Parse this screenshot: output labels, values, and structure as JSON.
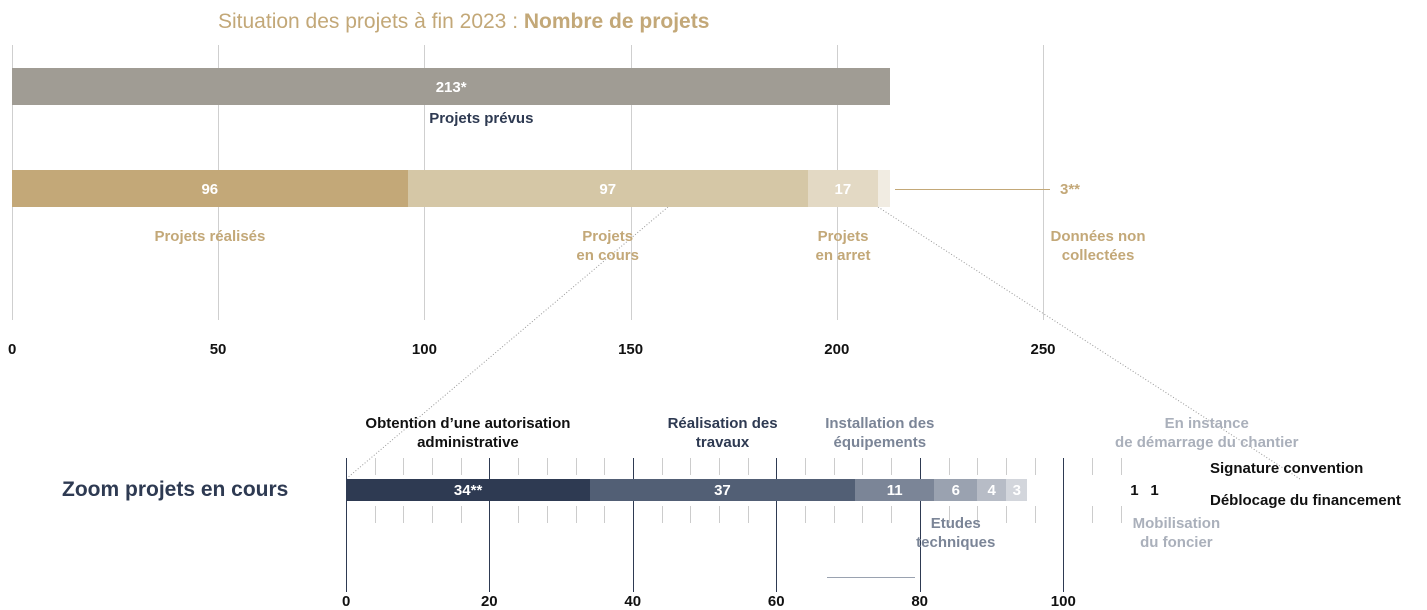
{
  "chart_data": [
    {
      "type": "stacked_bar",
      "title": "Situation des projets à fin 2023 :",
      "title_bold": "Nombre de projets",
      "bars": [
        {
          "segments": [
            {
              "name": "Projets prévus",
              "value": 213,
              "value_label": "213*",
              "color": "#a09c94",
              "label_color": "#2e3a52"
            }
          ]
        },
        {
          "segments": [
            {
              "name": "Projets réalisés",
              "value": 96,
              "color": "#c3a878",
              "label_color": "#c3a878"
            },
            {
              "name": "Projets\nen cours",
              "value": 97,
              "color": "#d5c7a6",
              "label_color": "#c3a878"
            },
            {
              "name": "Projets\nen arret",
              "value": 17,
              "color": "#e3d9c4",
              "label_color": "#c3a878"
            },
            {
              "name": "Données non\ncollectées",
              "value": 3,
              "value_label": "3**",
              "color": "#f1ece2",
              "label_color": "#c3a878"
            }
          ]
        }
      ],
      "xlim": [
        0,
        250
      ],
      "xticks": [
        0,
        50,
        100,
        150,
        200,
        250
      ],
      "grid": true
    },
    {
      "type": "stacked_bar",
      "title": "Zoom projets en cours",
      "bars": [
        {
          "segments": [
            {
              "name": "Obtention d’une autorisation\nadministrative",
              "value": 34,
              "value_label": "34**",
              "color": "#2e3a52",
              "label_color": "#111111"
            },
            {
              "name": "Réalisation des\ntravaux",
              "value": 37,
              "color": "#525f75",
              "label_color": "#2e3a52"
            },
            {
              "name": "Installation des\néquipements",
              "value": 11,
              "color": "#7b8597",
              "label_color": "#7b8597"
            },
            {
              "name": "Etudes\ntechniques",
              "value": 6,
              "color": "#9aa2b0",
              "label_color": "#7b8597"
            },
            {
              "name": "En instance\nde démarrage du chantier",
              "value": 4,
              "color": "#b7bcc6",
              "label_color": "#aab0bb"
            },
            {
              "name": "Mobilisation\ndu foncier",
              "value": 3,
              "color": "#d3d6dc",
              "label_color": "#aab0bb"
            },
            {
              "name": "Signature convention",
              "value": 1,
              "color": "#ffffff",
              "label_color": "#111111"
            },
            {
              "name": "Déblocage du financement",
              "value": 1,
              "color": "#ffffff",
              "label_color": "#111111"
            }
          ]
        }
      ],
      "xlim": [
        0,
        110
      ],
      "xticks": [
        0,
        20,
        40,
        60,
        80,
        100
      ],
      "minor_xticks": [
        4,
        8,
        12,
        16,
        24,
        28,
        32,
        36,
        44,
        48,
        52,
        56,
        64,
        68,
        72,
        76,
        84,
        88,
        92,
        96,
        104,
        108
      ],
      "grid": true
    }
  ]
}
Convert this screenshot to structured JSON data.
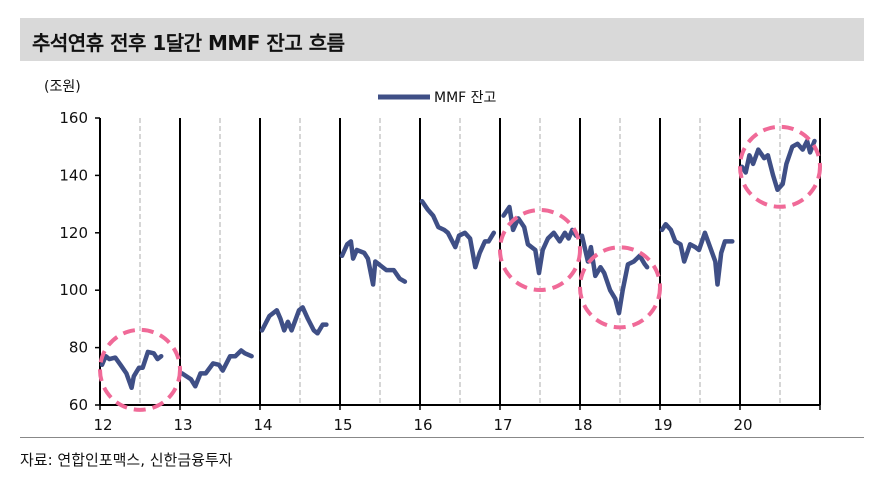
{
  "title": "추석연휴 전후 1달간 MMF 잔고 흐름",
  "source": "자료: 연합인포맥스, 신한금융투자",
  "chart_data": {
    "type": "line",
    "title": "추석연휴 전후 1달간 MMF 잔고 흐름",
    "ylabel": "(조원)",
    "ylim": [
      60,
      160
    ],
    "yticks": [
      60,
      80,
      100,
      120,
      140,
      160
    ],
    "x_tick_labels": [
      "12",
      "13",
      "14",
      "15",
      "16",
      "17",
      "18",
      "19",
      "20"
    ],
    "legend": {
      "label": "MMF 잔고",
      "placement": "top-center"
    },
    "colors": {
      "line": "#3f4f86",
      "highlight": "#f06a98",
      "year_divider": "#000000",
      "chuseok_divider": "#bbbbbb"
    },
    "x_note": "each year segment = 1 month around Chuseok; position given as fraction of segment (0.5 = Chuseok)",
    "highlighted_years": [
      "12",
      "17",
      "18",
      "20"
    ],
    "series": [
      {
        "year": "12",
        "points": [
          [
            0,
            74
          ],
          [
            0.05,
            77
          ],
          [
            0.1,
            76
          ],
          [
            0.18,
            76.5
          ],
          [
            0.25,
            74
          ],
          [
            0.33,
            71
          ],
          [
            0.4,
            66
          ],
          [
            0.43,
            70
          ],
          [
            0.5,
            73
          ],
          [
            0.55,
            73
          ],
          [
            0.62,
            78.5
          ],
          [
            0.7,
            78
          ],
          [
            0.75,
            76
          ],
          [
            0.8,
            77
          ]
        ]
      },
      {
        "year": "13",
        "points": [
          [
            0,
            71
          ],
          [
            0.12,
            69
          ],
          [
            0.18,
            66.5
          ],
          [
            0.25,
            71
          ],
          [
            0.32,
            71
          ],
          [
            0.42,
            74.5
          ],
          [
            0.5,
            74
          ],
          [
            0.55,
            72
          ],
          [
            0.65,
            77
          ],
          [
            0.72,
            77
          ],
          [
            0.8,
            79
          ],
          [
            0.85,
            78
          ],
          [
            0.94,
            77
          ]
        ]
      },
      {
        "year": "14",
        "points": [
          [
            0,
            86
          ],
          [
            0.1,
            91
          ],
          [
            0.2,
            93
          ],
          [
            0.25,
            90
          ],
          [
            0.3,
            86
          ],
          [
            0.35,
            89
          ],
          [
            0.4,
            86
          ],
          [
            0.5,
            93
          ],
          [
            0.55,
            94
          ],
          [
            0.62,
            90
          ],
          [
            0.7,
            86
          ],
          [
            0.75,
            85
          ],
          [
            0.82,
            88
          ],
          [
            0.87,
            88
          ]
        ]
      },
      {
        "year": "15",
        "points": [
          [
            0,
            112
          ],
          [
            0.07,
            116
          ],
          [
            0.12,
            117
          ],
          [
            0.15,
            111
          ],
          [
            0.2,
            114
          ],
          [
            0.3,
            113
          ],
          [
            0.35,
            111
          ],
          [
            0.42,
            102
          ],
          [
            0.45,
            110
          ],
          [
            0.5,
            109
          ],
          [
            0.6,
            107
          ],
          [
            0.7,
            107
          ],
          [
            0.78,
            104
          ],
          [
            0.85,
            103
          ]
        ]
      },
      {
        "year": "16",
        "points": [
          [
            0,
            131
          ],
          [
            0.08,
            128
          ],
          [
            0.15,
            126
          ],
          [
            0.22,
            122
          ],
          [
            0.3,
            121
          ],
          [
            0.35,
            120
          ],
          [
            0.45,
            115
          ],
          [
            0.5,
            119
          ],
          [
            0.58,
            120
          ],
          [
            0.65,
            118
          ],
          [
            0.72,
            108
          ],
          [
            0.78,
            113
          ],
          [
            0.85,
            117
          ],
          [
            0.9,
            117
          ],
          [
            0.97,
            120
          ]
        ]
      },
      {
        "year": "17",
        "points": [
          [
            0.02,
            126
          ],
          [
            0.1,
            129
          ],
          [
            0.15,
            121
          ],
          [
            0.22,
            125
          ],
          [
            0.3,
            122
          ],
          [
            0.35,
            116
          ],
          [
            0.45,
            114
          ],
          [
            0.5,
            106
          ],
          [
            0.55,
            114
          ],
          [
            0.62,
            118
          ],
          [
            0.7,
            120
          ],
          [
            0.78,
            117
          ],
          [
            0.85,
            120
          ],
          [
            0.9,
            118
          ],
          [
            0.95,
            121
          ],
          [
            1.0,
            119
          ]
        ]
      },
      {
        "year": "18",
        "points": [
          [
            0,
            119
          ],
          [
            0.08,
            110
          ],
          [
            0.12,
            115
          ],
          [
            0.18,
            105
          ],
          [
            0.25,
            108
          ],
          [
            0.3,
            106
          ],
          [
            0.38,
            100
          ],
          [
            0.45,
            97
          ],
          [
            0.5,
            92
          ],
          [
            0.55,
            100
          ],
          [
            0.62,
            109
          ],
          [
            0.7,
            110
          ],
          [
            0.78,
            112
          ],
          [
            0.85,
            109
          ],
          [
            0.88,
            108
          ]
        ]
      },
      {
        "year": "19",
        "points": [
          [
            0,
            121
          ],
          [
            0.05,
            123
          ],
          [
            0.12,
            121
          ],
          [
            0.18,
            117
          ],
          [
            0.25,
            116
          ],
          [
            0.3,
            110
          ],
          [
            0.38,
            116
          ],
          [
            0.45,
            115
          ],
          [
            0.5,
            114
          ],
          [
            0.58,
            120
          ],
          [
            0.65,
            115
          ],
          [
            0.72,
            110
          ],
          [
            0.75,
            102
          ],
          [
            0.8,
            113
          ],
          [
            0.85,
            117
          ],
          [
            0.95,
            117
          ]
        ]
      },
      {
        "year": "20",
        "points": [
          [
            0,
            143
          ],
          [
            0.05,
            141
          ],
          [
            0.1,
            147
          ],
          [
            0.15,
            144
          ],
          [
            0.22,
            149
          ],
          [
            0.3,
            146
          ],
          [
            0.35,
            147
          ],
          [
            0.42,
            140
          ],
          [
            0.48,
            135
          ],
          [
            0.55,
            137
          ],
          [
            0.6,
            144
          ],
          [
            0.68,
            150
          ],
          [
            0.75,
            151
          ],
          [
            0.82,
            149
          ],
          [
            0.88,
            152
          ],
          [
            0.92,
            148
          ],
          [
            0.98,
            152
          ]
        ]
      }
    ]
  }
}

**DIRECTIONS FOR THIS TASK**
State how many lines include the string "cours", and nothing more.

**THE COMPLETED TASK**
2